**任务要求:** 把下面材料中的所有行原样返回，不要改动任何字符。

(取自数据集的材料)
'''

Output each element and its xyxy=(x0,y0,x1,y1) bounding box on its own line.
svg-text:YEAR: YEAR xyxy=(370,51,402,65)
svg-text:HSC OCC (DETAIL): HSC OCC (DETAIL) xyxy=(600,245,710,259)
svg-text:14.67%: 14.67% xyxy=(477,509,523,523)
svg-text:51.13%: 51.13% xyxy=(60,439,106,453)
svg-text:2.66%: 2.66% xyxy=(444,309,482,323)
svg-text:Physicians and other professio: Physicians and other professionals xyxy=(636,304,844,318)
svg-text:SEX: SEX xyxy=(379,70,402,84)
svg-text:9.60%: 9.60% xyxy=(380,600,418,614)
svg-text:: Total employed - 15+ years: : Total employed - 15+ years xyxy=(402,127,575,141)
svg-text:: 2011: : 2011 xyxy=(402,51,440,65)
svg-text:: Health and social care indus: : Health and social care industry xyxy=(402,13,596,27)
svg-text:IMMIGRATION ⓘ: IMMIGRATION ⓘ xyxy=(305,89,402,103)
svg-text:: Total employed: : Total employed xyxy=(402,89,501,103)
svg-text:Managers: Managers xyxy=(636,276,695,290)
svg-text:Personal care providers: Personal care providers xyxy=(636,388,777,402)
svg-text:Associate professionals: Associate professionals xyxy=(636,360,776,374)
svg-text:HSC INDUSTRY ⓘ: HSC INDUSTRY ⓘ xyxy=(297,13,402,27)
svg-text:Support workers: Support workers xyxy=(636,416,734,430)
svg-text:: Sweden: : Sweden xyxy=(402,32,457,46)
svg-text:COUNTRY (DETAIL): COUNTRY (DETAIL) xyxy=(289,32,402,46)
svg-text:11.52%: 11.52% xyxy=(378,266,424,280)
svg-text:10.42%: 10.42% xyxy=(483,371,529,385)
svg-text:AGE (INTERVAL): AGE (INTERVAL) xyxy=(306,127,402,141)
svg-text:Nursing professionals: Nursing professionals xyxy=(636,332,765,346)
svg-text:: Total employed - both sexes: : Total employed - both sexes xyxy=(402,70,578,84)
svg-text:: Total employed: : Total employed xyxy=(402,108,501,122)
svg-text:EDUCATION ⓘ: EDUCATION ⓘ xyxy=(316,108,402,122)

'''

**正确输出:**
Output each element and its xyxy=(x0,y0,x1,y1) bounding box on its own line.
svg-text:YEAR: YEAR xyxy=(370,51,402,65)
svg-text:HSC OCC (DETAIL): HSC OCC (DETAIL) xyxy=(600,245,710,259)
svg-text:14.67%: 14.67% xyxy=(477,509,523,523)
svg-text:51.13%: 51.13% xyxy=(60,439,106,453)
svg-text:2.66%: 2.66% xyxy=(444,309,482,323)
svg-text:Physicians and other professio: Physicians and other professionals xyxy=(636,304,844,318)
svg-text:SEX: SEX xyxy=(379,70,402,84)
svg-text:9.60%: 9.60% xyxy=(380,600,418,614)
svg-text:: Total employed - 15+ years: : Total employed - 15+ years xyxy=(402,127,575,141)
svg-text:: 2011: : 2011 xyxy=(402,51,440,65)
svg-text:: Health and social care indus: : Health and social care industry xyxy=(402,13,596,27)
svg-text:IMMIGRATION ⓘ: IMMIGRATION ⓘ xyxy=(305,89,402,103)
svg-text:: Total employed: : Total employed xyxy=(402,89,501,103)
svg-text:Managers: Managers xyxy=(636,276,695,290)
svg-text:Personal care providers: Personal care providers xyxy=(636,388,777,402)
svg-text:Associate professionals: Associate professionals xyxy=(636,360,776,374)
svg-text:HSC INDUSTRY ⓘ: HSC INDUSTRY ⓘ xyxy=(297,13,402,27)
svg-text:Support workers: Support workers xyxy=(636,416,734,430)
svg-text:: Sweden: : Sweden xyxy=(402,32,457,46)
svg-text:COUNTRY (DETAIL): COUNTRY (DETAIL) xyxy=(289,32,402,46)
svg-text:11.52%: 11.52% xyxy=(378,266,424,280)
svg-text:10.42%: 10.42% xyxy=(483,371,529,385)
svg-text:AGE (INTERVAL): AGE (INTERVAL) xyxy=(306,127,402,141)
svg-text:Nursing professionals: Nursing professionals xyxy=(636,332,765,346)
svg-text:: Total employed - both sexes: : Total employed - both sexes xyxy=(402,70,578,84)
svg-text:: Total employed: : Total employed xyxy=(402,108,501,122)
svg-text:EDUCATION ⓘ: EDUCATION ⓘ xyxy=(316,108,402,122)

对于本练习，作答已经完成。